▸ ПРОВЕРЬТЕ ПОНИМАНИЕ
1. Перескажите короче абзац фрагмента интервью, начинающийся словами «Он действительно все говорил как есть», и сохраните его основные факты.
2. Ответьте по фрагменту интервью на вопросы, каждый с новой строки:
(а) В какие годы написаны сценарии «Прыг-скок, обвалился потолок» и «Девочка Надя, чего тебе надо»?
(б) Когда Гена написал и снял «Долгую счастливую жизнь»?
(в) Кому он прислал письмо после приезда в Ленинград?

━━ ТЕКСТ ДОКУМЕНТА ━━

Что касается Гены, то говорить о каком-то его творческом кризисе — во всяком случае, как о причине гибели — я бы не стала. Хотя бы потому, что «Прыг-скок, обвалился потолок» или «Девочка Надя, чего тебе надо» — лучшие его сценарии, на мой вкус, написаны в семидесятые годы, и именно в них ярче всего обозначена собственно шпаликовская коллизия, тема хороших, но невыносимых друг для друга людей. И «Долгую счастливую жизнь» он написал и снял во второй половине шестидесятых, а не во времена своей молодой славы и сотрудничества с Марленом Хуциевым. Кстати, я лишь недавно в однотомнике прочла киноповесть — раньше видела только фильм, — и нашла там один диалог, в котором он для себя объясняет наши отношения. Он говорил мне подобные вещи. Там, где главный герой в театре встречает несчастливо влюбленного парня, и тот говорит: я знаю, что с девушками надо врать и притворяться. Но вот я ее вижу и все говорю как есть, хоть и понимаю, что так нельзя.
Он действительно все говорил как есть, даже когда понимал, что ничего уже нельзя изменить и все давно не ко времени. Он приезжал в Ленинград, уже к нам с Ильей (Авербахом), звал по имени и на «ты» мою свекровь (вообще очень любил стариков, замечательно ладил с ними), а после прислал Илье письмо, чтобы он меня отдал. Вернул. То есть он прекрасно уже понимал, что этого быть не может и что ему самому это, может быть, не нужно. Но был момент, когда ему показалось, что нужно, — и он тут же об этом сказал. Дело, однако, было никак не во мне, и даже не в душевной болезни Инны Гулая... а в собственной его трагедии, в беззащитности, в нежелании и неумении выживать, выстаивать, терпеть...
Быков Дмитрий. Фрагменты интервью с Н. Рязанцевой (2000).

━━━
━━ ИСХОДНЫЕ ДАННЫЕ ━━

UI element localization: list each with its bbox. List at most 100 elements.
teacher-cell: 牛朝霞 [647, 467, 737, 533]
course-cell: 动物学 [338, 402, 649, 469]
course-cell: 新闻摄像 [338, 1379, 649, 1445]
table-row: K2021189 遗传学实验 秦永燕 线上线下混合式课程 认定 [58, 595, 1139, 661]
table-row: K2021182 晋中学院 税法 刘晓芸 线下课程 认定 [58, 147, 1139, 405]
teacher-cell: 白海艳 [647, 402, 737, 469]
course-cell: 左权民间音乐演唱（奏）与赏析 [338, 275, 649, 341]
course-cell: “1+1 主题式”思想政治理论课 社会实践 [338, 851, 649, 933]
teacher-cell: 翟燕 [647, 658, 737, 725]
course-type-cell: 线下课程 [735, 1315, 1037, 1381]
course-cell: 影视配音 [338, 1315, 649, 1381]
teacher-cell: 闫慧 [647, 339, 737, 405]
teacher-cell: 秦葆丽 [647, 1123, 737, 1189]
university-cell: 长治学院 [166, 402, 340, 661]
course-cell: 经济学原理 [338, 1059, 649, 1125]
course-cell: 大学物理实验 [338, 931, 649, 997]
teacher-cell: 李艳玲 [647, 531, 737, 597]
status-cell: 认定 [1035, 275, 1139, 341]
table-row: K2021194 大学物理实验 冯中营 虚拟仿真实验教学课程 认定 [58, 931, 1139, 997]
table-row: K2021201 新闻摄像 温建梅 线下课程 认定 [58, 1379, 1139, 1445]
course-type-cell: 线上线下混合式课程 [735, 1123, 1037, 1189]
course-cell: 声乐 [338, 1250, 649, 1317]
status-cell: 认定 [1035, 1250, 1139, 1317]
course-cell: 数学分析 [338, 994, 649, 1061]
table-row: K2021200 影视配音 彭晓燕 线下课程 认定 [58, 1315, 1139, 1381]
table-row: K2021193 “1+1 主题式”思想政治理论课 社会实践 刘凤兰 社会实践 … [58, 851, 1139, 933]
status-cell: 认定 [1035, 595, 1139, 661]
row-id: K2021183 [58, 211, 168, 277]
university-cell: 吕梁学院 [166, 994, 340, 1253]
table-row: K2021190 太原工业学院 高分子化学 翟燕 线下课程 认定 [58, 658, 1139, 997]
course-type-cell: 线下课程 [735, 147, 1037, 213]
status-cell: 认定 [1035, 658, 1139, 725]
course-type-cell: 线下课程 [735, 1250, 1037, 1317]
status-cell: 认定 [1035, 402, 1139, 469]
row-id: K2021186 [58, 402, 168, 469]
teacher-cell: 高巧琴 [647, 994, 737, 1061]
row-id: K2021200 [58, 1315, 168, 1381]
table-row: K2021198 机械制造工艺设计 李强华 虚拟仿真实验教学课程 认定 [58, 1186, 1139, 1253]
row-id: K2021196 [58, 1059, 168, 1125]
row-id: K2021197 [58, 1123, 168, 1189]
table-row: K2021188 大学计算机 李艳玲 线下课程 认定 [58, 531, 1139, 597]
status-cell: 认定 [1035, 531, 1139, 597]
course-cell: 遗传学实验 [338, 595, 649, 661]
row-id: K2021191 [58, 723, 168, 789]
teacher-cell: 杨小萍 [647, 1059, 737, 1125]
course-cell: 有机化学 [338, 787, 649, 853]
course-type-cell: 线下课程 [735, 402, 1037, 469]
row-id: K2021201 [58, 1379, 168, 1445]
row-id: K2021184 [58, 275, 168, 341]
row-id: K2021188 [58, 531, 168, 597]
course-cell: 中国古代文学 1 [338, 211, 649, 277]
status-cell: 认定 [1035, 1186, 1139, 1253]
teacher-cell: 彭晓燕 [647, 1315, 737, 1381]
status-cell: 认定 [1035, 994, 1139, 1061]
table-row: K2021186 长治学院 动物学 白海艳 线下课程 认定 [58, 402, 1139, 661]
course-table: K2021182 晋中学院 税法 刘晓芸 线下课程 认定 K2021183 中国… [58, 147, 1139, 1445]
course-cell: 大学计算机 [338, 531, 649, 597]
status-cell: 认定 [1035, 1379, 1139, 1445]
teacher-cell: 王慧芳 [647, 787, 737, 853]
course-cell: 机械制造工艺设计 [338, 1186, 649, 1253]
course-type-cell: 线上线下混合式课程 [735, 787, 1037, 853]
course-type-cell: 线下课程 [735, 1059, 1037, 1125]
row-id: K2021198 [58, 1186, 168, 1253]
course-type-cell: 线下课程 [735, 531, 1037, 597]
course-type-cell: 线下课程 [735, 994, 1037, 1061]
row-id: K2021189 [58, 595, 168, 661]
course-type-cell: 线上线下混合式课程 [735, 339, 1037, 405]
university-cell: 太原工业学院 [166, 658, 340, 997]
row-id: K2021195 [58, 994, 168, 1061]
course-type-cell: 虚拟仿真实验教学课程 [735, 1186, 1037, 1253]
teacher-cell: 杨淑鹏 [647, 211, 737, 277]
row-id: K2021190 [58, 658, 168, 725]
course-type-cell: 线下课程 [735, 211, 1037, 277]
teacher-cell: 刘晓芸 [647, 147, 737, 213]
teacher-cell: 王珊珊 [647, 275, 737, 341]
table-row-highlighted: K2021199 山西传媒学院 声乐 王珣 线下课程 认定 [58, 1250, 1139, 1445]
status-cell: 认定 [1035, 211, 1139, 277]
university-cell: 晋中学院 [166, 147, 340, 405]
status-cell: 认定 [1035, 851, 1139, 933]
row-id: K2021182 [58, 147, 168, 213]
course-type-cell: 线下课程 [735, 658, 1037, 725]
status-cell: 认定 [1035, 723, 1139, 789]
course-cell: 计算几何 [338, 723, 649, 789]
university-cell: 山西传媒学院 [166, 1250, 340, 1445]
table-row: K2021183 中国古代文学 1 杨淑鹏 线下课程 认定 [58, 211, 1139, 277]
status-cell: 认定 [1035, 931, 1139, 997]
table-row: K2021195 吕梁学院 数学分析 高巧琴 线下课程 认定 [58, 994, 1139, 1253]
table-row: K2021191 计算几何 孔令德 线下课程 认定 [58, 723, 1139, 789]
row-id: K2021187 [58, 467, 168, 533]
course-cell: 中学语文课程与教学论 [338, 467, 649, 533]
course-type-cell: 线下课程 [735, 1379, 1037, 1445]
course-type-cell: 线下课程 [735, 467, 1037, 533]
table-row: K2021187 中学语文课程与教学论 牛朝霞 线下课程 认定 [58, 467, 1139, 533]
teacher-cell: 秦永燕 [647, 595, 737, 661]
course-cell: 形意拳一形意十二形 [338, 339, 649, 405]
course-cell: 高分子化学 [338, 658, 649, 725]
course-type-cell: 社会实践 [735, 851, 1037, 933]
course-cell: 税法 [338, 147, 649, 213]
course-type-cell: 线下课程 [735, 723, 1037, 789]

━━━

▸ ОТВЕТЫ К ЗАДАНИЯМ
1. Гена всегда говорил как есть, даже когда понимал, что изменить уже ничего нельзя. Он приезжал в Ленинград к ней и Илье Авербаху и звал её свекровь по имени и на «ты»: он вообще любил стариков и хорошо с ними ладил. Потом он прислал Илье письмо с просьбой отдать её ему. При этом он понимал, что это невозможно и, может быть, не нужно ему самому. Дело было не в ней и не в болезни Инны Гулая, а в его собственной трагедии: в беззащитности, нежелании и неумении выживать и терпеть.

2.
(а) В семидесятые годы.
(б) Во второй половине шестидесятых.
(в) Илье (Авербаху).